[Data listing]
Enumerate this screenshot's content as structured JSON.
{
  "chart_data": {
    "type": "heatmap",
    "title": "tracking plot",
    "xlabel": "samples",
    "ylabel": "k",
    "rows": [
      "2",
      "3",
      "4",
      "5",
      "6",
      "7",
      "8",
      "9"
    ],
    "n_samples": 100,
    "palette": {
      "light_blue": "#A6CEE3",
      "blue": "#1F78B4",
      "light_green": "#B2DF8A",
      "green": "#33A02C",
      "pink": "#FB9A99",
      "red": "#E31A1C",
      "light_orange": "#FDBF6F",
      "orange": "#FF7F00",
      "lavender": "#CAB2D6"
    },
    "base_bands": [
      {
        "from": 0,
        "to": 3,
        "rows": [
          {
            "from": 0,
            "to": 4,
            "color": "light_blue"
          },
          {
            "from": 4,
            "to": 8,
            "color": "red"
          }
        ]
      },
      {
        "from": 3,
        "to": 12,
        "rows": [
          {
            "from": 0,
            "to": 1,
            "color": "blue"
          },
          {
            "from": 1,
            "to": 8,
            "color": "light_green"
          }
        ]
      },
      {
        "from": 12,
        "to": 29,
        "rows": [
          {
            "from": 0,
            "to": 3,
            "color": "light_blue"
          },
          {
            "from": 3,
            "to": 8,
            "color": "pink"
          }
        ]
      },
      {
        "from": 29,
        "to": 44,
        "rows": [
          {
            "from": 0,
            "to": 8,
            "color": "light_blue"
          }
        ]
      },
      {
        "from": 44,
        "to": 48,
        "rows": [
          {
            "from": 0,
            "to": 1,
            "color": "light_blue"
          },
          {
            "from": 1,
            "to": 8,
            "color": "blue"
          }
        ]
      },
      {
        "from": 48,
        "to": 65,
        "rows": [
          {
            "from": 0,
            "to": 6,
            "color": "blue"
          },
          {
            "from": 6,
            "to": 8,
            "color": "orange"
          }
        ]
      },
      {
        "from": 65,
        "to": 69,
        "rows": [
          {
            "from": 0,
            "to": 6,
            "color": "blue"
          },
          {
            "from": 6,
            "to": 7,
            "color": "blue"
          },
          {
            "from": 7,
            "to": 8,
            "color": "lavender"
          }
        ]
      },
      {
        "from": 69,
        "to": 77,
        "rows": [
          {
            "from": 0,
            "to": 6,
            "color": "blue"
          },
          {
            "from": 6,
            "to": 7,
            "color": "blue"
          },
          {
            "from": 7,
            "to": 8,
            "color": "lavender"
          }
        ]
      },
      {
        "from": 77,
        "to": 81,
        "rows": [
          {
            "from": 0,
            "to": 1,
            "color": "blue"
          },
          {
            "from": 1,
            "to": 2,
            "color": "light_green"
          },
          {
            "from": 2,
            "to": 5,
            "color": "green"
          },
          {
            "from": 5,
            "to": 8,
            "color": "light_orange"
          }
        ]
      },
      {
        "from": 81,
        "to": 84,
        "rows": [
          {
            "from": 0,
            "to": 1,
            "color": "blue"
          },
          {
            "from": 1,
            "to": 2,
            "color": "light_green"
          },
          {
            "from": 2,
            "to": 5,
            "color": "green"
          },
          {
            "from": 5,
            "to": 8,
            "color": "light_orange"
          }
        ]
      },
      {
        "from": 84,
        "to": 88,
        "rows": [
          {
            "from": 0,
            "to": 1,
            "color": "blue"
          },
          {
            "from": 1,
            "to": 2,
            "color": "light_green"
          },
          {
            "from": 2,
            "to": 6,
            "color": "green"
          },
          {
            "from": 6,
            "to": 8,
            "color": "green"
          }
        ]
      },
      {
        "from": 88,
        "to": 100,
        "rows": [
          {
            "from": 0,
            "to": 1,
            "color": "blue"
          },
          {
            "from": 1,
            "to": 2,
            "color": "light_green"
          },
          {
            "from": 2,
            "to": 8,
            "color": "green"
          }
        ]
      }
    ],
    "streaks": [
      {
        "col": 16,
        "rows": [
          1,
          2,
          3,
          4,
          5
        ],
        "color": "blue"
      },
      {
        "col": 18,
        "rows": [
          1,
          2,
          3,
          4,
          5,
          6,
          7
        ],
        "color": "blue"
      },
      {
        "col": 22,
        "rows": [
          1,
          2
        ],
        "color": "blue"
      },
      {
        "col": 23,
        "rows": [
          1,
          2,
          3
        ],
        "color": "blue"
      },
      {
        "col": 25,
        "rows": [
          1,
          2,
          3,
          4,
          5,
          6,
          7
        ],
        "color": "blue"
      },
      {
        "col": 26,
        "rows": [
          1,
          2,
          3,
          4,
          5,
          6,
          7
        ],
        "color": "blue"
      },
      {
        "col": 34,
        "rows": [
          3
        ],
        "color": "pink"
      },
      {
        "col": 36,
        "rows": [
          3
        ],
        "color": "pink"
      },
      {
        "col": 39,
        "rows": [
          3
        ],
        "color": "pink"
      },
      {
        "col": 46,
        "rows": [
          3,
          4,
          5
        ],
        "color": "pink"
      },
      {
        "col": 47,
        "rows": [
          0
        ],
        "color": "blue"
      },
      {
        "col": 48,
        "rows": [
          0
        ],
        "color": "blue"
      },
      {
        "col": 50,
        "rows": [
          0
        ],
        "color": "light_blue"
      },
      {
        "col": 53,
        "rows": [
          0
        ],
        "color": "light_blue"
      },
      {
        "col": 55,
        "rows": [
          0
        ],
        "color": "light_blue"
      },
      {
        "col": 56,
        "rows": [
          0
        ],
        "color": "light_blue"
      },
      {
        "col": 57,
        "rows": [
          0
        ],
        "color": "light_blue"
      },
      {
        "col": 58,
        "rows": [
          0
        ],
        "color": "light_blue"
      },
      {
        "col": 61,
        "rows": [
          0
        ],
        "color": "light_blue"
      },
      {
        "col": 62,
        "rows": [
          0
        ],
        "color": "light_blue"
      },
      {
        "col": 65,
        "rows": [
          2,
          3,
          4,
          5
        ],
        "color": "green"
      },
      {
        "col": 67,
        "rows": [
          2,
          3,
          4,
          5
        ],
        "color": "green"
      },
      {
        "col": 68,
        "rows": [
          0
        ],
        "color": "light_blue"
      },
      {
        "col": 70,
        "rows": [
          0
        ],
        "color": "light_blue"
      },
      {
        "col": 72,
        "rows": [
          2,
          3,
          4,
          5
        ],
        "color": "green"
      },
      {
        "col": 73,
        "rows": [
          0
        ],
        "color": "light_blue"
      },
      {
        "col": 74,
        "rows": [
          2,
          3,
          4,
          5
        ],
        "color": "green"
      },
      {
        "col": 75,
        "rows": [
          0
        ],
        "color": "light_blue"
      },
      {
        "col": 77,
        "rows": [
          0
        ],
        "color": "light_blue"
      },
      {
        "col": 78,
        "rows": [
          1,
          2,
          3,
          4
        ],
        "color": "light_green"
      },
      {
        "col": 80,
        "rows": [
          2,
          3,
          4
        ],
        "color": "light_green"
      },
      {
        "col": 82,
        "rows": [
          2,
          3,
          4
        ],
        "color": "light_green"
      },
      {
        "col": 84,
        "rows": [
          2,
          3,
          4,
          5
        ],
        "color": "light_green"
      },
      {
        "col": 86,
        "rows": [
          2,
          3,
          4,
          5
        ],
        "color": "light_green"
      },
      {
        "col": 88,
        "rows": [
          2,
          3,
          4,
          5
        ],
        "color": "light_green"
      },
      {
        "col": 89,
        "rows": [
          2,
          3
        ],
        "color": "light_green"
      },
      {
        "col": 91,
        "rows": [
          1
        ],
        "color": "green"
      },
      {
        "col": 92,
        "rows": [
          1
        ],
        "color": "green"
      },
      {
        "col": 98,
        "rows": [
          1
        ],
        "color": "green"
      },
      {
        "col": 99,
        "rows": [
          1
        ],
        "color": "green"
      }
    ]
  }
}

*Your objective*. Go through the records above and set each one down exactly, please.

*Written reply*.
Enumerate this screenshot's content as structured JSON.
{
  "chart_data": {
    "type": "heatmap",
    "title": "tracking plot",
    "xlabel": "samples",
    "ylabel": "k",
    "rows": [
      "2",
      "3",
      "4",
      "5",
      "6",
      "7",
      "8",
      "9"
    ],
    "n_samples": 100,
    "palette": {
      "light_blue": "#A6CEE3",
      "blue": "#1F78B4",
      "light_green": "#B2DF8A",
      "green": "#33A02C",
      "pink": "#FB9A99",
      "red": "#E31A1C",
      "light_orange": "#FDBF6F",
      "orange": "#FF7F00",
      "lavender": "#CAB2D6"
    },
    "base_bands": [
      {
        "from": 0,
        "to": 3,
        "rows": [
          {
            "from": 0,
            "to": 4,
            "color": "light_blue"
          },
          {
            "from": 4,
            "to": 8,
            "color": "red"
          }
        ]
      },
      {
        "from": 3,
        "to": 12,
        "rows": [
          {
            "from": 0,
            "to": 1,
            "color": "blue"
          },
          {
            "from": 1,
            "to": 8,
            "color": "light_green"
          }
        ]
      },
      {
        "from": 12,
        "to": 29,
        "rows": [
          {
            "from": 0,
            "to": 3,
            "color": "light_blue"
          },
          {
            "from": 3,
            "to": 8,
            "color": "pink"
          }
        ]
      },
      {
        "from": 29,
        "to": 44,
        "rows": [
          {
            "from": 0,
            "to": 8,
            "color": "light_blue"
          }
        ]
      },
      {
        "from": 44,
        "to": 48,
        "rows": [
          {
            "from": 0,
            "to": 1,
            "color": "light_blue"
          },
          {
            "from": 1,
            "to": 8,
            "color": "blue"
          }
        ]
      },
      {
        "from": 48,
        "to": 65,
        "rows": [
          {
            "from": 0,
            "to": 6,
            "color": "blue"
          },
          {
            "from": 6,
            "to": 8,
            "color": "orange"
          }
        ]
      },
      {
        "from": 65,
        "to": 69,
        "rows": [
          {
            "from": 0,
            "to": 6,
            "color": "blue"
          },
          {
            "from": 6,
            "to": 7,
            "color": "blue"
          },
          {
            "from": 7,
            "to": 8,
            "color": "lavender"
          }
        ]
      },
      {
        "from": 69,
        "to": 77,
        "rows": [
          {
            "from": 0,
            "to": 6,
            "color": "blue"
          },
          {
            "from": 6,
            "to": 7,
            "color": "blue"
          },
          {
            "from": 7,
            "to": 8,
            "color": "lavender"
          }
        ]
      },
      {
        "from": 77,
        "to": 81,
        "rows": [
          {
            "from": 0,
            "to": 1,
            "color": "blue"
          },
          {
            "from": 1,
            "to": 2,
            "color": "light_green"
          },
          {
            "from": 2,
            "to": 5,
            "color": "green"
          },
          {
            "from": 5,
            "to": 8,
            "color": "light_orange"
          }
        ]
      },
      {
        "from": 81,
        "to": 84,
        "rows": [
          {
            "from": 0,
            "to": 1,
            "color": "blue"
          },
          {
            "from": 1,
            "to": 2,
            "color": "light_green"
          },
          {
            "from": 2,
            "to": 5,
            "color": "green"
          },
          {
            "from": 5,
            "to": 8,
            "color": "light_orange"
          }
        ]
      },
      {
        "from": 84,
        "to": 88,
        "rows": [
          {
            "from": 0,
            "to": 1,
            "color": "blue"
          },
          {
            "from": 1,
            "to": 2,
            "color": "light_green"
          },
          {
            "from": 2,
            "to": 6,
            "color": "green"
          },
          {
            "from": 6,
            "to": 8,
            "color": "green"
          }
        ]
      },
      {
        "from": 88,
        "to": 100,
        "rows": [
          {
            "from": 0,
            "to": 1,
            "color": "blue"
          },
          {
            "from": 1,
            "to": 2,
            "color": "light_green"
          },
          {
            "from": 2,
            "to": 8,
            "color": "green"
          }
        ]
      }
    ],
    "streaks": [
      {
        "col": 16,
        "rows": [
          1,
          2,
          3,
          4,
          5
        ],
        "color": "blue"
      },
      {
        "col": 18,
        "rows": [
          1,
          2,
          3,
          4,
          5,
          6,
          7
        ],
        "color": "blue"
      },
      {
        "col": 22,
        "rows": [
          1,
          2
        ],
        "color": "blue"
      },
      {
        "col": 23,
        "rows": [
          1,
          2,
          3
        ],
        "color": "blue"
      },
      {
        "col": 25,
        "rows": [
          1,
          2,
          3,
          4,
          5,
          6,
          7
        ],
        "color": "blue"
      },
      {
        "col": 26,
        "rows": [
          1,
          2,
          3,
          4,
          5,
          6,
          7
        ],
        "color": "blue"
      },
      {
        "col": 34,
        "rows": [
          3
        ],
        "color": "pink"
      },
      {
        "col": 36,
        "rows": [
          3
        ],
        "color": "pink"
      },
      {
        "col": 39,
        "rows": [
          3
        ],
        "color": "pink"
      },
      {
        "col": 46,
        "rows": [
          3,
          4,
          5
        ],
        "color": "pink"
      },
      {
        "col": 47,
        "rows": [
          0
        ],
        "color": "blue"
      },
      {
        "col": 48,
        "rows": [
          0
        ],
        "color": "blue"
      },
      {
        "col": 50,
        "rows": [
          0
        ],
        "color": "light_blue"
      },
      {
        "col": 53,
        "rows": [
          0
        ],
        "color": "light_blue"
      },
      {
        "col": 55,
        "rows": [
          0
        ],
        "color": "light_blue"
      },
      {
        "col": 56,
        "rows": [
          0
        ],
        "color": "light_blue"
      },
      {
        "col": 57,
        "rows": [
          0
        ],
        "color": "light_blue"
      },
      {
        "col": 58,
        "rows": [
          0
        ],
        "color": "light_blue"
      },
      {
        "col": 61,
        "rows": [
          0
        ],
        "color": "light_blue"
      },
      {
        "col": 62,
        "rows": [
          0
        ],
        "color": "light_blue"
      },
      {
        "col": 65,
        "rows": [
          2,
          3,
          4,
          5
        ],
        "color": "green"
      },
      {
        "col": 67,
        "rows": [
          2,
          3,
          4,
          5
        ],
        "color": "green"
      },
      {
        "col": 68,
        "rows": [
          0
        ],
        "color": "light_blue"
      },
      {
        "col": 70,
        "rows": [
          0
        ],
        "color": "light_blue"
      },
      {
        "col": 72,
        "rows": [
          2,
          3,
          4,
          5
        ],
        "color": "green"
      },
      {
        "col": 73,
        "rows": [
          0
        ],
        "color": "light_blue"
      },
      {
        "col": 74,
        "rows": [
          2,
          3,
          4,
          5
        ],
        "color": "green"
      },
      {
        "col": 75,
        "rows": [
          0
        ],
        "color": "light_blue"
      },
      {
        "col": 77,
        "rows": [
          0
        ],
        "color": "light_blue"
      },
      {
        "col": 78,
        "rows": [
          1,
          2,
          3,
          4
        ],
        "color": "light_green"
      },
      {
        "col": 80,
        "rows": [
          2,
          3,
          4
        ],
        "color": "light_green"
      },
      {
        "col": 82,
        "rows": [
          2,
          3,
          4
        ],
        "color": "light_green"
      },
      {
        "col": 84,
        "rows": [
          2,
          3,
          4,
          5
        ],
        "color": "light_green"
      },
      {
        "col": 86,
        "rows": [
          2,
          3,
          4,
          5
        ],
        "color": "light_green"
      },
      {
        "col": 88,
        "rows": [
          2,
          3,
          4,
          5
        ],
        "color": "light_green"
      },
      {
        "col": 89,
        "rows": [
          2,
          3
        ],
        "color": "light_green"
      },
      {
        "col": 91,
        "rows": [
          1
        ],
        "color": "green"
      },
      {
        "col": 92,
        "rows": [
          1
        ],
        "color": "green"
      },
      {
        "col": 98,
        "rows": [
          1
        ],
        "color": "green"
      },
      {
        "col": 99,
        "rows": [
          1
        ],
        "color": "green"
      }
    ]
  }
}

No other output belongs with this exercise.